— BEGIN Records shown —

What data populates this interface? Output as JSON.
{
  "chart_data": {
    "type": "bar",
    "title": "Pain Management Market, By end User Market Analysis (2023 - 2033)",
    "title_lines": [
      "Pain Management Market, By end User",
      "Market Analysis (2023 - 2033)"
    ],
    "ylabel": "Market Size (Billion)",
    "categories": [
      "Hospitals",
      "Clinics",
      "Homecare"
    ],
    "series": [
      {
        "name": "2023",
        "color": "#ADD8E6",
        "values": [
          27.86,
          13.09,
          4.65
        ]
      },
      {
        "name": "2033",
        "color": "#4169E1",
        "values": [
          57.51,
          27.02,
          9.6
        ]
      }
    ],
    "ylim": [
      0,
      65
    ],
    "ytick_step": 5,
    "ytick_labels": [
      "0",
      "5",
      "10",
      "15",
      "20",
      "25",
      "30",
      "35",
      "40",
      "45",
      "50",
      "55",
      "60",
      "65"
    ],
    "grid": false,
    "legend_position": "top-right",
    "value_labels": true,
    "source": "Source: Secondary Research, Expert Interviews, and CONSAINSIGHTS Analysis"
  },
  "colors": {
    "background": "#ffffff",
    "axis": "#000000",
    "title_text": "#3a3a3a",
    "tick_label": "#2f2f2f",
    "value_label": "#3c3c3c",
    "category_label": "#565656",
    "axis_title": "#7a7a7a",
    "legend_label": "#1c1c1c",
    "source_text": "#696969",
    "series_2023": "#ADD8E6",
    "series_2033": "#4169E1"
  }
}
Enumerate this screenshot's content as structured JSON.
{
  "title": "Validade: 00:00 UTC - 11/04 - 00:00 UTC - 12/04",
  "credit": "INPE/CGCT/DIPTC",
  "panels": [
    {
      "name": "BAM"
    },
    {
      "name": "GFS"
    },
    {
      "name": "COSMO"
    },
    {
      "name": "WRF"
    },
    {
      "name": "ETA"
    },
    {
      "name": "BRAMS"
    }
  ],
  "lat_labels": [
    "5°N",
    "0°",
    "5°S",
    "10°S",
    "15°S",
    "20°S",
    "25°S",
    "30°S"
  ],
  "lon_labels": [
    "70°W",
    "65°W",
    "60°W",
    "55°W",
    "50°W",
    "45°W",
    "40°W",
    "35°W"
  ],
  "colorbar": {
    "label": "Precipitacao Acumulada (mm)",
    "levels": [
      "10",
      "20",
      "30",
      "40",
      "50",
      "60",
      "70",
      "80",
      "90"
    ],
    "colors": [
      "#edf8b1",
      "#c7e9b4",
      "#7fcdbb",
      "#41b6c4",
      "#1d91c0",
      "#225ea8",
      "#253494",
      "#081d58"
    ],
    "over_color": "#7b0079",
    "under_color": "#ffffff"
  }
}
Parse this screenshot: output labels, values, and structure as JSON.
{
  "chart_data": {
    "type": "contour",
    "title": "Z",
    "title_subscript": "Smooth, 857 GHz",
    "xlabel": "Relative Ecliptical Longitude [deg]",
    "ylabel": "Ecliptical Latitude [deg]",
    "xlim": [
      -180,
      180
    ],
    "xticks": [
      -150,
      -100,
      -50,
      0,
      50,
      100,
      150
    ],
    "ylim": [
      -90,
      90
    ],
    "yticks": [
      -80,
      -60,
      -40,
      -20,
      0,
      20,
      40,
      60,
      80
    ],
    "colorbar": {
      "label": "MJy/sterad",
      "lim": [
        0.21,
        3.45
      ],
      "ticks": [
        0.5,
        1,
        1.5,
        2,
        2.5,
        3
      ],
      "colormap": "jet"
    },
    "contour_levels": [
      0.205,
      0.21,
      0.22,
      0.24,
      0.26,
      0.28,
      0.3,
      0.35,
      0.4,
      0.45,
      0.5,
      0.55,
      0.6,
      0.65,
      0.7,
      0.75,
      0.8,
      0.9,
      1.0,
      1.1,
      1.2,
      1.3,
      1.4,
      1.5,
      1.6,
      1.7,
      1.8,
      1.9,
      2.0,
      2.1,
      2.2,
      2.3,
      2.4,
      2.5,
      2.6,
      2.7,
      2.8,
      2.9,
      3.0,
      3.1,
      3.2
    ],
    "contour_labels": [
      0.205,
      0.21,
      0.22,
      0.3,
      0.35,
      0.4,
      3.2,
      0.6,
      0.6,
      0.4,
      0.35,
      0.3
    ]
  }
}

— END Records shown —

What is required: Your task is to return the full listing exactly as it was given.

Response to the exercise:
What data populates this interface? Output as JSON.
{
  "chart_data": {
    "type": "bar",
    "title": "Pain Management Market, By end User Market Analysis (2023 - 2033)",
    "title_lines": [
      "Pain Management Market, By end User",
      "Market Analysis (2023 - 2033)"
    ],
    "ylabel": "Market Size (Billion)",
    "categories": [
      "Hospitals",
      "Clinics",
      "Homecare"
    ],
    "series": [
      {
        "name": "2023",
        "color": "#ADD8E6",
        "values": [
          27.86,
          13.09,
          4.65
        ]
      },
      {
        "name": "2033",
        "color": "#4169E1",
        "values": [
          57.51,
          27.02,
          9.6
        ]
      }
    ],
    "ylim": [
      0,
      65
    ],
    "ytick_step": 5,
    "ytick_labels": [
      "0",
      "5",
      "10",
      "15",
      "20",
      "25",
      "30",
      "35",
      "40",
      "45",
      "50",
      "55",
      "60",
      "65"
    ],
    "grid": false,
    "legend_position": "top-right",
    "value_labels": true,
    "source": "Source: Secondary Research, Expert Interviews, and CONSAINSIGHTS Analysis"
  },
  "colors": {
    "background": "#ffffff",
    "axis": "#000000",
    "title_text": "#3a3a3a",
    "tick_label": "#2f2f2f",
    "value_label": "#3c3c3c",
    "category_label": "#565656",
    "axis_title": "#7a7a7a",
    "legend_label": "#1c1c1c",
    "source_text": "#696969",
    "series_2023": "#ADD8E6",
    "series_2033": "#4169E1"
  }
}
Enumerate this screenshot's content as structured JSON.
{
  "title": "Validade: 00:00 UTC - 11/04 - 00:00 UTC - 12/04",
  "credit": "INPE/CGCT/DIPTC",
  "panels": [
    {
      "name": "BAM"
    },
    {
      "name": "GFS"
    },
    {
      "name": "COSMO"
    },
    {
      "name": "WRF"
    },
    {
      "name": "ETA"
    },
    {
      "name": "BRAMS"
    }
  ],
  "lat_labels": [
    "5°N",
    "0°",
    "5°S",
    "10°S",
    "15°S",
    "20°S",
    "25°S",
    "30°S"
  ],
  "lon_labels": [
    "70°W",
    "65°W",
    "60°W",
    "55°W",
    "50°W",
    "45°W",
    "40°W",
    "35°W"
  ],
  "colorbar": {
    "label": "Precipitacao Acumulada (mm)",
    "levels": [
      "10",
      "20",
      "30",
      "40",
      "50",
      "60",
      "70",
      "80",
      "90"
    ],
    "colors": [
      "#edf8b1",
      "#c7e9b4",
      "#7fcdbb",
      "#41b6c4",
      "#1d91c0",
      "#225ea8",
      "#253494",
      "#081d58"
    ],
    "over_color": "#7b0079",
    "under_color": "#ffffff"
  }
}
Parse this screenshot: output labels, values, and structure as JSON.
{
  "chart_data": {
    "type": "contour",
    "title": "Z",
    "title_subscript": "Smooth, 857 GHz",
    "xlabel": "Relative Ecliptical Longitude [deg]",
    "ylabel": "Ecliptical Latitude [deg]",
    "xlim": [
      -180,
      180
    ],
    "xticks": [
      -150,
      -100,
      -50,
      0,
      50,
      100,
      150
    ],
    "ylim": [
      -90,
      90
    ],
    "yticks": [
      -80,
      -60,
      -40,
      -20,
      0,
      20,
      40,
      60,
      80
    ],
    "colorbar": {
      "label": "MJy/sterad",
      "lim": [
        0.21,
        3.45
      ],
      "ticks": [
        0.5,
        1,
        1.5,
        2,
        2.5,
        3
      ],
      "colormap": "jet"
    },
    "contour_levels": [
      0.205,
      0.21,
      0.22,
      0.24,
      0.26,
      0.28,
      0.3,
      0.35,
      0.4,
      0.45,
      0.5,
      0.55,
      0.6,
      0.65,
      0.7,
      0.75,
      0.8,
      0.9,
      1.0,
      1.1,
      1.2,
      1.3,
      1.4,
      1.5,
      1.6,
      1.7,
      1.8,
      1.9,
      2.0,
      2.1,
      2.2,
      2.3,
      2.4,
      2.5,
      2.6,
      2.7,
      2.8,
      2.9,
      3.0,
      3.1,
      3.2
    ],
    "contour_labels": [
      0.205,
      0.21,
      0.22,
      0.3,
      0.35,
      0.4,
      3.2,
      0.6,
      0.6,
      0.4,
      0.35,
      0.3
    ]
  }
}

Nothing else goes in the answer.